SELECTED EXCERPT:
▬▬▬▬▬▬
Of the 108 households, 23.1% of which had children under the age of 18 living with them, 50.9% were married couples living together, 9.3% were cohabitating couples, 15.7% had a female householder with no spouse or partner present and 24.1% had a male householder with no spouse or partner present. 38.0% of all households were non-families. 33.3% of all households were made up of individuals, 12.0% had someone living alone who was 65 years old or older.

The median age in the city was 38.5 years. 25.5% of the residents were under the age of 20; 10.7% were between the ages of 20 and 24; 21.8% were from 25 and 44; 24.7% were from 45 and 64; and 17.3% were 65 years of age or older. The gender makeup of the city was 53.9% male and 46.1% female.

===2010 census===
As of the census of 2010, there were 302 people, 126 households, and 80 families living in the city. The population density was 755.0 PD/sqmi. There were 133 housing units at an average density of 332.5 /sqmi. The racial makeup of the city was 97.0% White, 0.3% African American, 0.3% Asian, and 2.3% from two or more races. Hispanic or Latino of any race were 0.3% of the population.

There were 126 households, of which 34.9% had children under the age of 18 living with them, 52.4% were married couples living together, 6.3% had a female householder with no husband present, 4.8% had a male householder with no wife present, and 36.5% were non-families. 28.6% of all households were made up of individuals, and 13.5% had someone living alone who was 65 years of age or older. The average household size was 2.40 and the average family size was 2.96.
▬▬▬▬▬▬
RECORD EXCERPTS:
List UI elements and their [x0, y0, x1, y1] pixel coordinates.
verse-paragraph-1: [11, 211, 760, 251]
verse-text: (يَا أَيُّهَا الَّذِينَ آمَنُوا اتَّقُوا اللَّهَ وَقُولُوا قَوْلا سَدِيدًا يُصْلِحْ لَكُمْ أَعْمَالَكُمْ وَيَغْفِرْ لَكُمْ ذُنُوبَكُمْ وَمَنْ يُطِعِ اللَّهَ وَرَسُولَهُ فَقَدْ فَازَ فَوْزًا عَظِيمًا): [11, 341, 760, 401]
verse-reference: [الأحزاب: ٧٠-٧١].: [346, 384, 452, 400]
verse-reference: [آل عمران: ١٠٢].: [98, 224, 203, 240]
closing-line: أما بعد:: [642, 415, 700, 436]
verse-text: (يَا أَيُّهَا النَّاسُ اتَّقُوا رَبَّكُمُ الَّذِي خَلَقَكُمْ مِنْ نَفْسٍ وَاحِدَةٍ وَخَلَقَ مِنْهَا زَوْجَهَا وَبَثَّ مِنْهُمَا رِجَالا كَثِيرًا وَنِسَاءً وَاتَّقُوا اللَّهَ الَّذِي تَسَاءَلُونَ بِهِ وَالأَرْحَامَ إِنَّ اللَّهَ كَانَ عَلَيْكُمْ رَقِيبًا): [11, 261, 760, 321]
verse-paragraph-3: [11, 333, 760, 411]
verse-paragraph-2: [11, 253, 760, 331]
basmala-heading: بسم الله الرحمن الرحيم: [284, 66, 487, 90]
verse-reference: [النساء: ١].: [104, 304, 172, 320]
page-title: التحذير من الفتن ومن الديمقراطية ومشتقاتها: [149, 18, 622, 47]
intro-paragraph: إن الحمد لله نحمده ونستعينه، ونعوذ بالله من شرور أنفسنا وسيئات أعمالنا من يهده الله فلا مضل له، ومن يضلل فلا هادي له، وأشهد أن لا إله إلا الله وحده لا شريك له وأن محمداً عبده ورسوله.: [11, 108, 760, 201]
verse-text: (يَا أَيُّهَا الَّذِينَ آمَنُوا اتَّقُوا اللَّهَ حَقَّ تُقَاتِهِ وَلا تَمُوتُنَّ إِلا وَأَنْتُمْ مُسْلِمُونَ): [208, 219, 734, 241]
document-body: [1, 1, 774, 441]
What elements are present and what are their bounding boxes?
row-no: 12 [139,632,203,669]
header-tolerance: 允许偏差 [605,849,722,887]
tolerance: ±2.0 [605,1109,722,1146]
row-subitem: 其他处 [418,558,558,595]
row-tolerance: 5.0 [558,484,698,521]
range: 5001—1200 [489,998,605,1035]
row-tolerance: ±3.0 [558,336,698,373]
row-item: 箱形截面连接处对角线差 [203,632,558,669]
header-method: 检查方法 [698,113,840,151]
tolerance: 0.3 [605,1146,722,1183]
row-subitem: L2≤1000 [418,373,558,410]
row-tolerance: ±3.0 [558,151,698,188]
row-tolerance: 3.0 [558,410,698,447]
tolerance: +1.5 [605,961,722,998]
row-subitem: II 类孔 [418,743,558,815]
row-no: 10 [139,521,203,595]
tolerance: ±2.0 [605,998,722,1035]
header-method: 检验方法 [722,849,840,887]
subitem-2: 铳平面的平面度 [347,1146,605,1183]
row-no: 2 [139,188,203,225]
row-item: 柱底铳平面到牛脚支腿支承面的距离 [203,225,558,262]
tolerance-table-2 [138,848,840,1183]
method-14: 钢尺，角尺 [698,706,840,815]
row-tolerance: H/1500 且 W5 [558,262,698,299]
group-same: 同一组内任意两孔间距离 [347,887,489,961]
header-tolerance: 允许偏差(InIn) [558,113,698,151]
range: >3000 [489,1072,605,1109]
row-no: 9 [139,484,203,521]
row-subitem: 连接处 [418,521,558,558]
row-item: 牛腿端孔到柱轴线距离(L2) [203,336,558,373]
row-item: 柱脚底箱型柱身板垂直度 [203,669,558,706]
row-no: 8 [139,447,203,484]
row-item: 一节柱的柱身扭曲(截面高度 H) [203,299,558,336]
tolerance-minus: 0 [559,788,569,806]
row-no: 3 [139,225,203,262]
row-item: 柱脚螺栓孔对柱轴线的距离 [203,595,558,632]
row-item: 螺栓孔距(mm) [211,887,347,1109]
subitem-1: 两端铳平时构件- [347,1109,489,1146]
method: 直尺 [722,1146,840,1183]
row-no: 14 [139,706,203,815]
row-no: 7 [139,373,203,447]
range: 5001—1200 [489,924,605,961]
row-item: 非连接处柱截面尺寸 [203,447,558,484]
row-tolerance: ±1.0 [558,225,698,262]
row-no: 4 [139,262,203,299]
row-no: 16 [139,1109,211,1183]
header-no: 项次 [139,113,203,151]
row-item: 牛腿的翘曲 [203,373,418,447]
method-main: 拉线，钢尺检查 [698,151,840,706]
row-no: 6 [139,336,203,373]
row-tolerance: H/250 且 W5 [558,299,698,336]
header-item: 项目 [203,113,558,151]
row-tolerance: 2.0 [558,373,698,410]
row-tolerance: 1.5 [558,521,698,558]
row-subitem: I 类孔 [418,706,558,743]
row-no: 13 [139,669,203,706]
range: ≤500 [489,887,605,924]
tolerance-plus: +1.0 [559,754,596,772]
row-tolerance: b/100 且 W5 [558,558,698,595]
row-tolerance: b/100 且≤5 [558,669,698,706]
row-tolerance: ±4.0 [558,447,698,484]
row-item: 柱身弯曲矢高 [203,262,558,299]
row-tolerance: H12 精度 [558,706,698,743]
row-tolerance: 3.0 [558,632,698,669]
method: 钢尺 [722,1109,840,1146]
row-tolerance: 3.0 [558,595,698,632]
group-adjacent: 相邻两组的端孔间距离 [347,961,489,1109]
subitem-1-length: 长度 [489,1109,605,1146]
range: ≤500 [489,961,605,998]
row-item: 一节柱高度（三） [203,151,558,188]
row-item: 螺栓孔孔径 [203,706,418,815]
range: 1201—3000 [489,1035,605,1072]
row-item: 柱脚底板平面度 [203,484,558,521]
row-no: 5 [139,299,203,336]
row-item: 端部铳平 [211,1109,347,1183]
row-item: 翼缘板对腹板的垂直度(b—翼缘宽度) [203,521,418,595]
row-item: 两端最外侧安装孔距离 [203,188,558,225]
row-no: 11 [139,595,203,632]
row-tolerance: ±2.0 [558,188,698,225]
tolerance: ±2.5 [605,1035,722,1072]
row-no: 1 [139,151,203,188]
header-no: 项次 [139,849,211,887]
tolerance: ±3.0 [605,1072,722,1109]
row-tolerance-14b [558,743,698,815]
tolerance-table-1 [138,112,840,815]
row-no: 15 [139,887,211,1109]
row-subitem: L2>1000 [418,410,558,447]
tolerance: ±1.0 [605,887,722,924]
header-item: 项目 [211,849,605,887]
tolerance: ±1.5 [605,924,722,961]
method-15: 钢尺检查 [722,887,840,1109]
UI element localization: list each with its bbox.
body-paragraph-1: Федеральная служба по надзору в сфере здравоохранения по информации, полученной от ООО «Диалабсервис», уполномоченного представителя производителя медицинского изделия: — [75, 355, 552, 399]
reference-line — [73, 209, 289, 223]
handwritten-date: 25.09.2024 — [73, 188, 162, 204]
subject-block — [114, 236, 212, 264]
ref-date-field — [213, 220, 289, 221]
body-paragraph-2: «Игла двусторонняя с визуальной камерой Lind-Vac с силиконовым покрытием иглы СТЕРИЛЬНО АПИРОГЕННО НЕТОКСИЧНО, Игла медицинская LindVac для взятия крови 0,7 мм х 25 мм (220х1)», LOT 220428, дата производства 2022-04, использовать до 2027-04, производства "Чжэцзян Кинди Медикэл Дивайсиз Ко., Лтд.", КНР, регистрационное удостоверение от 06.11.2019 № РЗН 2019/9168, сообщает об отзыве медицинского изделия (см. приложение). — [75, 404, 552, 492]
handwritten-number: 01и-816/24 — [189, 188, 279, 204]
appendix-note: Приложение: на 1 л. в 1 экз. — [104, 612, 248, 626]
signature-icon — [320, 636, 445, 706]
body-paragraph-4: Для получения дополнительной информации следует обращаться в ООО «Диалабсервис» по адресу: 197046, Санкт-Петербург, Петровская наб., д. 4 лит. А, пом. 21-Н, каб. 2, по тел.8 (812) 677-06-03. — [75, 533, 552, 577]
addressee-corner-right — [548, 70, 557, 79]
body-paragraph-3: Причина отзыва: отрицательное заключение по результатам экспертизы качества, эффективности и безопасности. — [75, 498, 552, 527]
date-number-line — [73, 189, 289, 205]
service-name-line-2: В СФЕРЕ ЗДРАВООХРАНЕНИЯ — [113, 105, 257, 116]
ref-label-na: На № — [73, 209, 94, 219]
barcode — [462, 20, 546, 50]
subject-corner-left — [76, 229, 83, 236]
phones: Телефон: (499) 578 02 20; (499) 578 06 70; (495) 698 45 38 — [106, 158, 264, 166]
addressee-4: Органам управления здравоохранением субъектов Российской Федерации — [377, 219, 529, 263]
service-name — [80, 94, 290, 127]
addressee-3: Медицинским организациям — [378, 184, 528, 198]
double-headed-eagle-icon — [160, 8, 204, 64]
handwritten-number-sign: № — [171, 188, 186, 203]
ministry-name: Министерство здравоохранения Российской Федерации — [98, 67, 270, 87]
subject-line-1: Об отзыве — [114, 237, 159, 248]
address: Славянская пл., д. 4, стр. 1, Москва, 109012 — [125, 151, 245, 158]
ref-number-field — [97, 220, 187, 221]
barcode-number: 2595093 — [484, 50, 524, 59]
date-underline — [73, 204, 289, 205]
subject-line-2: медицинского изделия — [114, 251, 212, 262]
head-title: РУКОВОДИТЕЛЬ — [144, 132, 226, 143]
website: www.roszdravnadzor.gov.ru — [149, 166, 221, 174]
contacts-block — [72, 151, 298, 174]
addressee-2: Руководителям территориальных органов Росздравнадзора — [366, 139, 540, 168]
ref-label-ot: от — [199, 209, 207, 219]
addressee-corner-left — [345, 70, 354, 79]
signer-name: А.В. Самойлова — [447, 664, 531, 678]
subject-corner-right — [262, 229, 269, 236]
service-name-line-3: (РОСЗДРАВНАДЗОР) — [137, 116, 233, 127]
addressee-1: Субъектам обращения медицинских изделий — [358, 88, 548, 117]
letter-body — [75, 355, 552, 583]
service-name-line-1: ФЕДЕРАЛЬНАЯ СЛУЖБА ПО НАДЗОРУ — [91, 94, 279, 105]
▬▬▬▬▬▬
TASK: Reproduce word for word the stretch of the city census text from "There were 126" through "size was 2.96.".

EXPECTED ANSWER:
There were 126 households, of which 34.9% had children under the age of 18 living with them, 52.4% were married couples living together, 6.3% had a female householder with no husband present, 4.8% had a male householder with no wife present, and 36.5% were non-families. 28.6% of all households were made up of individuals, and 13.5% had someone living alone who was 65 years of age or older. The average household size was 2.40 and the average family size was 2.96.